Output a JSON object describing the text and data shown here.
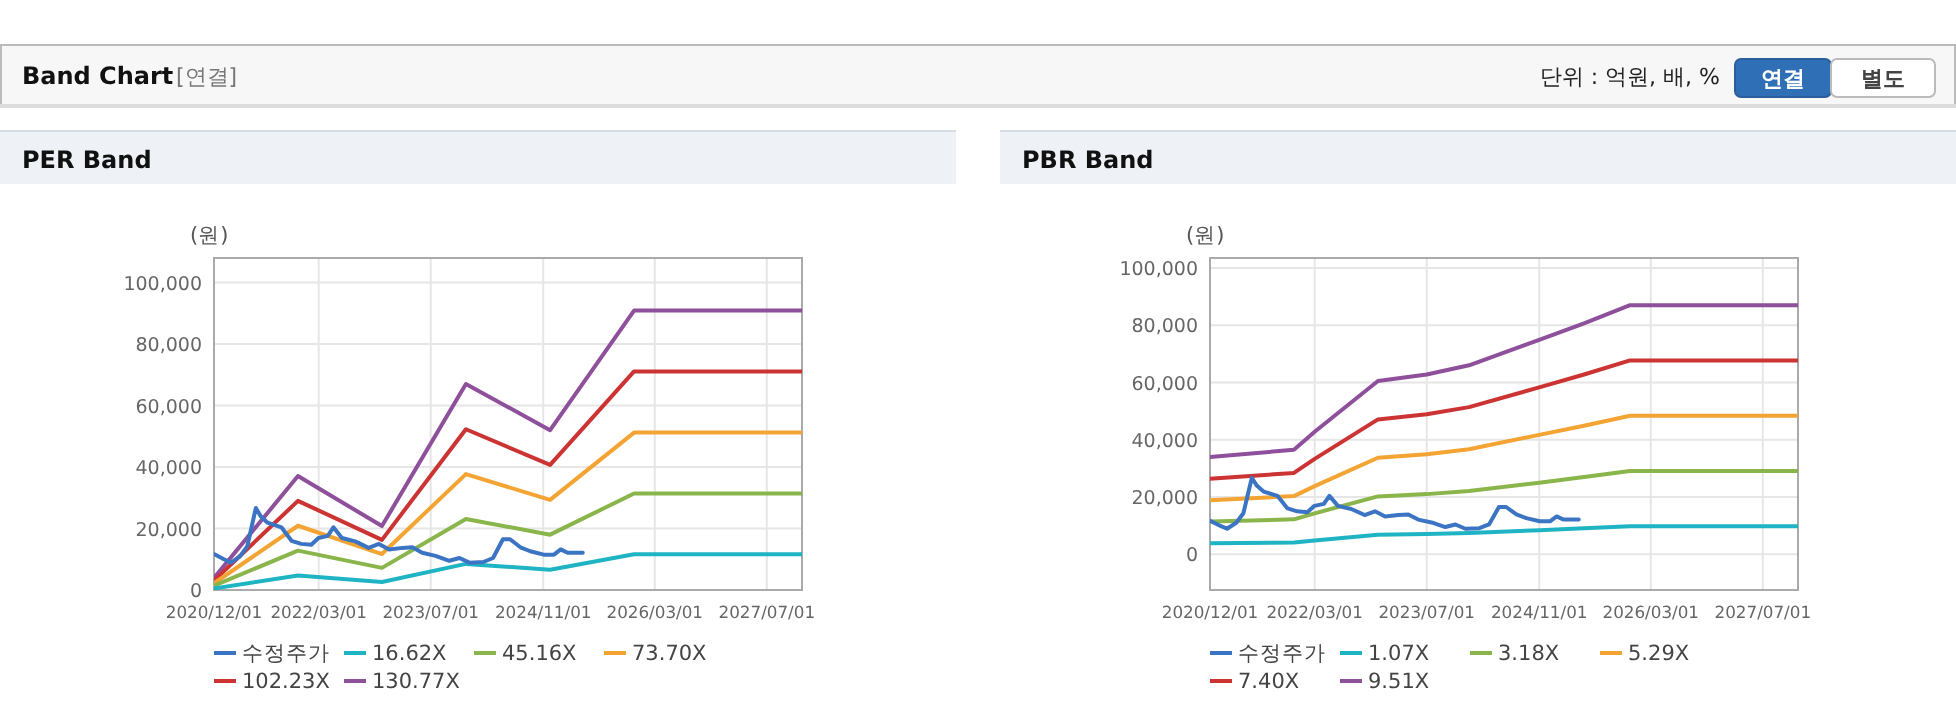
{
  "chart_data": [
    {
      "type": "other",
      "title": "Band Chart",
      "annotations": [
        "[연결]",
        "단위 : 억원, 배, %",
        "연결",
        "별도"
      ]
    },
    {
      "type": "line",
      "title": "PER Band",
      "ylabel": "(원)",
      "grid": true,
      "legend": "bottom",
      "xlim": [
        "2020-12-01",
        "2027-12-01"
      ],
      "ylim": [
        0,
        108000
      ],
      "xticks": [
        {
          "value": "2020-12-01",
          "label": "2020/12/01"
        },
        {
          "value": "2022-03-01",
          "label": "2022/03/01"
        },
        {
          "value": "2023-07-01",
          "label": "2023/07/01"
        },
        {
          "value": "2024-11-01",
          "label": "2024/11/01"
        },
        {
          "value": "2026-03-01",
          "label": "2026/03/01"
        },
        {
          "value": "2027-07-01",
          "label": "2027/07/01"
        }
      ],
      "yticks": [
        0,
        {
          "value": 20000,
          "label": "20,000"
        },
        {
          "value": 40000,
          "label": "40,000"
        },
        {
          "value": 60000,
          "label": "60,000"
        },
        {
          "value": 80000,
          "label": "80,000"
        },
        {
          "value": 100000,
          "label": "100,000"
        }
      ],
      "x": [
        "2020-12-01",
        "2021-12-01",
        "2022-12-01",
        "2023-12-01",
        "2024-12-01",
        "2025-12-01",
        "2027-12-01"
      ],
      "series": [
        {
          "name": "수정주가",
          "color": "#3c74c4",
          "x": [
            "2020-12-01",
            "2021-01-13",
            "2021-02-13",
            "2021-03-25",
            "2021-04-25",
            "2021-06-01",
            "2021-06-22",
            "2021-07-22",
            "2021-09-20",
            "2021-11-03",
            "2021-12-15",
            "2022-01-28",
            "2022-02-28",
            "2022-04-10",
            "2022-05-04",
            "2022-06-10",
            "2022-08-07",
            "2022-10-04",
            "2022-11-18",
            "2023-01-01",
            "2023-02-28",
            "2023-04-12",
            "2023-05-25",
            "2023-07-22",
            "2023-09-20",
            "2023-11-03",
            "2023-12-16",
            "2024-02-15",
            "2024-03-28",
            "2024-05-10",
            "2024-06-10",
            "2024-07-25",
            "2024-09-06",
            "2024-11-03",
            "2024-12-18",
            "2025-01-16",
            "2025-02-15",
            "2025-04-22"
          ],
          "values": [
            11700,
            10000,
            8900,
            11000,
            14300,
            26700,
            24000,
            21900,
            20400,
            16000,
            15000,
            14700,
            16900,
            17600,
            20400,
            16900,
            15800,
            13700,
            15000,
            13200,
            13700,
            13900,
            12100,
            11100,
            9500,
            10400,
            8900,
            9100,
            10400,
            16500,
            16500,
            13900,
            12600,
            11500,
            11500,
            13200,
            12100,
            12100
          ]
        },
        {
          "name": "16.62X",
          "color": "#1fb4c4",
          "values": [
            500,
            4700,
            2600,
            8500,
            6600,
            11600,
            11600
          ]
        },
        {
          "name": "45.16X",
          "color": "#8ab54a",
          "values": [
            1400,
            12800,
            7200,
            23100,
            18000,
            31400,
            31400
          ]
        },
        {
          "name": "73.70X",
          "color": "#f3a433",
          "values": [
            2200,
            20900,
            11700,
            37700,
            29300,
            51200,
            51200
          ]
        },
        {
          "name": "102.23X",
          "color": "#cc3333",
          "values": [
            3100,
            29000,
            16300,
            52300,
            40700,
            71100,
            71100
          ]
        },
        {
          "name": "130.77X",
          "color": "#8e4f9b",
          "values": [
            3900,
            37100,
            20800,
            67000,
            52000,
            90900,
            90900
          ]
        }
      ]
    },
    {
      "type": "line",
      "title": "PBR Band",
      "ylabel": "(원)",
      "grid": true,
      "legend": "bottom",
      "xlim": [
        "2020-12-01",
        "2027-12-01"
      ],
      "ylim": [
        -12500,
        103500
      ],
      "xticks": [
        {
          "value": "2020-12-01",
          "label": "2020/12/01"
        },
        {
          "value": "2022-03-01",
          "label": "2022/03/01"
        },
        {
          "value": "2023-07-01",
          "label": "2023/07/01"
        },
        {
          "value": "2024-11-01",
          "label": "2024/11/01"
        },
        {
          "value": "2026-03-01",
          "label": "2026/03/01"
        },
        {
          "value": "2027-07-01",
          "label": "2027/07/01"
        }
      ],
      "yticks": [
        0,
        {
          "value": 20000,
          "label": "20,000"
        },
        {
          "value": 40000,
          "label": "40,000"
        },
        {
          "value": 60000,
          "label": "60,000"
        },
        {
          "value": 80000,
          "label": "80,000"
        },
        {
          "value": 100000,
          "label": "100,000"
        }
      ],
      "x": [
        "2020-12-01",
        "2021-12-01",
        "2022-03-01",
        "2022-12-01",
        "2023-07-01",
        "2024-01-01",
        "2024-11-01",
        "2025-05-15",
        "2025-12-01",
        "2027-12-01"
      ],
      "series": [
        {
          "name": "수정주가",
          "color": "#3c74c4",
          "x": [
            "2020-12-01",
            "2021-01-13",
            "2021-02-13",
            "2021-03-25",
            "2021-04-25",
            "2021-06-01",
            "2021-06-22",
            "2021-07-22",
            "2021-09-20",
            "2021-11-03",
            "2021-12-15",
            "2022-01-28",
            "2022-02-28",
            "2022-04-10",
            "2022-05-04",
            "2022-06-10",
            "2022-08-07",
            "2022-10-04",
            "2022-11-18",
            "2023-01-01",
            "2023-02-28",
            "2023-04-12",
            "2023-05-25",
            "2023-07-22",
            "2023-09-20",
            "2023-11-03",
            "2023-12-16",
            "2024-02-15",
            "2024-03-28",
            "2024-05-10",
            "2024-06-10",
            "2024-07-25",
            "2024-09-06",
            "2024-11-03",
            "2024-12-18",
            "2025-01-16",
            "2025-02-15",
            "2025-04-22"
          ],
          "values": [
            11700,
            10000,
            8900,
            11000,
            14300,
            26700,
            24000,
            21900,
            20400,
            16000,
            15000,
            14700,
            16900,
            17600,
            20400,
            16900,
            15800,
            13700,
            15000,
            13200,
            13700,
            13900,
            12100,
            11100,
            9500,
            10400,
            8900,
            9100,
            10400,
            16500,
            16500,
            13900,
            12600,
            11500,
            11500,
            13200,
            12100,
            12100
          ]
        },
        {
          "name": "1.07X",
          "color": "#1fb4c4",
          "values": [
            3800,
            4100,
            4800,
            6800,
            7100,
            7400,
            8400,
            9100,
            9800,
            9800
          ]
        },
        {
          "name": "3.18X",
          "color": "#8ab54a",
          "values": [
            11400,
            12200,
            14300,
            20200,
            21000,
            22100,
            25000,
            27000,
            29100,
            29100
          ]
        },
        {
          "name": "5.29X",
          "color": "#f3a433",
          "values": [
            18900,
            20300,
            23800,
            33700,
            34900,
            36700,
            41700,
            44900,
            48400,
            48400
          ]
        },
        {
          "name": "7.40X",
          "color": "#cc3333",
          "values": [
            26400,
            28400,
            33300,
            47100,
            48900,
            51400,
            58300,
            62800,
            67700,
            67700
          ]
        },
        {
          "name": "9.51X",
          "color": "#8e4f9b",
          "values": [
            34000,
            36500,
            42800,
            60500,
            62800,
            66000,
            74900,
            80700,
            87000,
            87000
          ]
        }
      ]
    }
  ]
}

==*==

# TASK REQUIREMENTS:
Print the whole listing above once more, word for word, without its pictures.

# TASK RESPONSE:
Output a JSON object describing the text and data shown here.
{
  "chart_data": [
    {
      "type": "other",
      "title": "Band Chart",
      "annotations": [
        "[연결]",
        "단위 : 억원, 배, %",
        "연결",
        "별도"
      ]
    },
    {
      "type": "line",
      "title": "PER Band",
      "ylabel": "(원)",
      "grid": true,
      "legend": "bottom",
      "xlim": [
        "2020-12-01",
        "2027-12-01"
      ],
      "ylim": [
        0,
        108000
      ],
      "xticks": [
        {
          "value": "2020-12-01",
          "label": "2020/12/01"
        },
        {
          "value": "2022-03-01",
          "label": "2022/03/01"
        },
        {
          "value": "2023-07-01",
          "label": "2023/07/01"
        },
        {
          "value": "2024-11-01",
          "label": "2024/11/01"
        },
        {
          "value": "2026-03-01",
          "label": "2026/03/01"
        },
        {
          "value": "2027-07-01",
          "label": "2027/07/01"
        }
      ],
      "yticks": [
        0,
        {
          "value": 20000,
          "label": "20,000"
        },
        {
          "value": 40000,
          "label": "40,000"
        },
        {
          "value": 60000,
          "label": "60,000"
        },
        {
          "value": 80000,
          "label": "80,000"
        },
        {
          "value": 100000,
          "label": "100,000"
        }
      ],
      "x": [
        "2020-12-01",
        "2021-12-01",
        "2022-12-01",
        "2023-12-01",
        "2024-12-01",
        "2025-12-01",
        "2027-12-01"
      ],
      "series": [
        {
          "name": "수정주가",
          "color": "#3c74c4",
          "x": [
            "2020-12-01",
            "2021-01-13",
            "2021-02-13",
            "2021-03-25",
            "2021-04-25",
            "2021-06-01",
            "2021-06-22",
            "2021-07-22",
            "2021-09-20",
            "2021-11-03",
            "2021-12-15",
            "2022-01-28",
            "2022-02-28",
            "2022-04-10",
            "2022-05-04",
            "2022-06-10",
            "2022-08-07",
            "2022-10-04",
            "2022-11-18",
            "2023-01-01",
            "2023-02-28",
            "2023-04-12",
            "2023-05-25",
            "2023-07-22",
            "2023-09-20",
            "2023-11-03",
            "2023-12-16",
            "2024-02-15",
            "2024-03-28",
            "2024-05-10",
            "2024-06-10",
            "2024-07-25",
            "2024-09-06",
            "2024-11-03",
            "2024-12-18",
            "2025-01-16",
            "2025-02-15",
            "2025-04-22"
          ],
          "values": [
            11700,
            10000,
            8900,
            11000,
            14300,
            26700,
            24000,
            21900,
            20400,
            16000,
            15000,
            14700,
            16900,
            17600,
            20400,
            16900,
            15800,
            13700,
            15000,
            13200,
            13700,
            13900,
            12100,
            11100,
            9500,
            10400,
            8900,
            9100,
            10400,
            16500,
            16500,
            13900,
            12600,
            11500,
            11500,
            13200,
            12100,
            12100
          ]
        },
        {
          "name": "16.62X",
          "color": "#1fb4c4",
          "values": [
            500,
            4700,
            2600,
            8500,
            6600,
            11600,
            11600
          ]
        },
        {
          "name": "45.16X",
          "color": "#8ab54a",
          "values": [
            1400,
            12800,
            7200,
            23100,
            18000,
            31400,
            31400
          ]
        },
        {
          "name": "73.70X",
          "color": "#f3a433",
          "values": [
            2200,
            20900,
            11700,
            37700,
            29300,
            51200,
            51200
          ]
        },
        {
          "name": "102.23X",
          "color": "#cc3333",
          "values": [
            3100,
            29000,
            16300,
            52300,
            40700,
            71100,
            71100
          ]
        },
        {
          "name": "130.77X",
          "color": "#8e4f9b",
          "values": [
            3900,
            37100,
            20800,
            67000,
            52000,
            90900,
            90900
          ]
        }
      ]
    },
    {
      "type": "line",
      "title": "PBR Band",
      "ylabel": "(원)",
      "grid": true,
      "legend": "bottom",
      "xlim": [
        "2020-12-01",
        "2027-12-01"
      ],
      "ylim": [
        -12500,
        103500
      ],
      "xticks": [
        {
          "value": "2020-12-01",
          "label": "2020/12/01"
        },
        {
          "value": "2022-03-01",
          "label": "2022/03/01"
        },
        {
          "value": "2023-07-01",
          "label": "2023/07/01"
        },
        {
          "value": "2024-11-01",
          "label": "2024/11/01"
        },
        {
          "value": "2026-03-01",
          "label": "2026/03/01"
        },
        {
          "value": "2027-07-01",
          "label": "2027/07/01"
        }
      ],
      "yticks": [
        0,
        {
          "value": 20000,
          "label": "20,000"
        },
        {
          "value": 40000,
          "label": "40,000"
        },
        {
          "value": 60000,
          "label": "60,000"
        },
        {
          "value": 80000,
          "label": "80,000"
        },
        {
          "value": 100000,
          "label": "100,000"
        }
      ],
      "x": [
        "2020-12-01",
        "2021-12-01",
        "2022-03-01",
        "2022-12-01",
        "2023-07-01",
        "2024-01-01",
        "2024-11-01",
        "2025-05-15",
        "2025-12-01",
        "2027-12-01"
      ],
      "series": [
        {
          "name": "수정주가",
          "color": "#3c74c4",
          "x": [
            "2020-12-01",
            "2021-01-13",
            "2021-02-13",
            "2021-03-25",
            "2021-04-25",
            "2021-06-01",
            "2021-06-22",
            "2021-07-22",
            "2021-09-20",
            "2021-11-03",
            "2021-12-15",
            "2022-01-28",
            "2022-02-28",
            "2022-04-10",
            "2022-05-04",
            "2022-06-10",
            "2022-08-07",
            "2022-10-04",
            "2022-11-18",
            "2023-01-01",
            "2023-02-28",
            "2023-04-12",
            "2023-05-25",
            "2023-07-22",
            "2023-09-20",
            "2023-11-03",
            "2023-12-16",
            "2024-02-15",
            "2024-03-28",
            "2024-05-10",
            "2024-06-10",
            "2024-07-25",
            "2024-09-06",
            "2024-11-03",
            "2024-12-18",
            "2025-01-16",
            "2025-02-15",
            "2025-04-22"
          ],
          "values": [
            11700,
            10000,
            8900,
            11000,
            14300,
            26700,
            24000,
            21900,
            20400,
            16000,
            15000,
            14700,
            16900,
            17600,
            20400,
            16900,
            15800,
            13700,
            15000,
            13200,
            13700,
            13900,
            12100,
            11100,
            9500,
            10400,
            8900,
            9100,
            10400,
            16500,
            16500,
            13900,
            12600,
            11500,
            11500,
            13200,
            12100,
            12100
          ]
        },
        {
          "name": "1.07X",
          "color": "#1fb4c4",
          "values": [
            3800,
            4100,
            4800,
            6800,
            7100,
            7400,
            8400,
            9100,
            9800,
            9800
          ]
        },
        {
          "name": "3.18X",
          "color": "#8ab54a",
          "values": [
            11400,
            12200,
            14300,
            20200,
            21000,
            22100,
            25000,
            27000,
            29100,
            29100
          ]
        },
        {
          "name": "5.29X",
          "color": "#f3a433",
          "values": [
            18900,
            20300,
            23800,
            33700,
            34900,
            36700,
            41700,
            44900,
            48400,
            48400
          ]
        },
        {
          "name": "7.40X",
          "color": "#cc3333",
          "values": [
            26400,
            28400,
            33300,
            47100,
            48900,
            51400,
            58300,
            62800,
            67700,
            67700
          ]
        },
        {
          "name": "9.51X",
          "color": "#8e4f9b",
          "values": [
            34000,
            36500,
            42800,
            60500,
            62800,
            66000,
            74900,
            80700,
            87000,
            87000
          ]
        }
      ]
    }
  ]
}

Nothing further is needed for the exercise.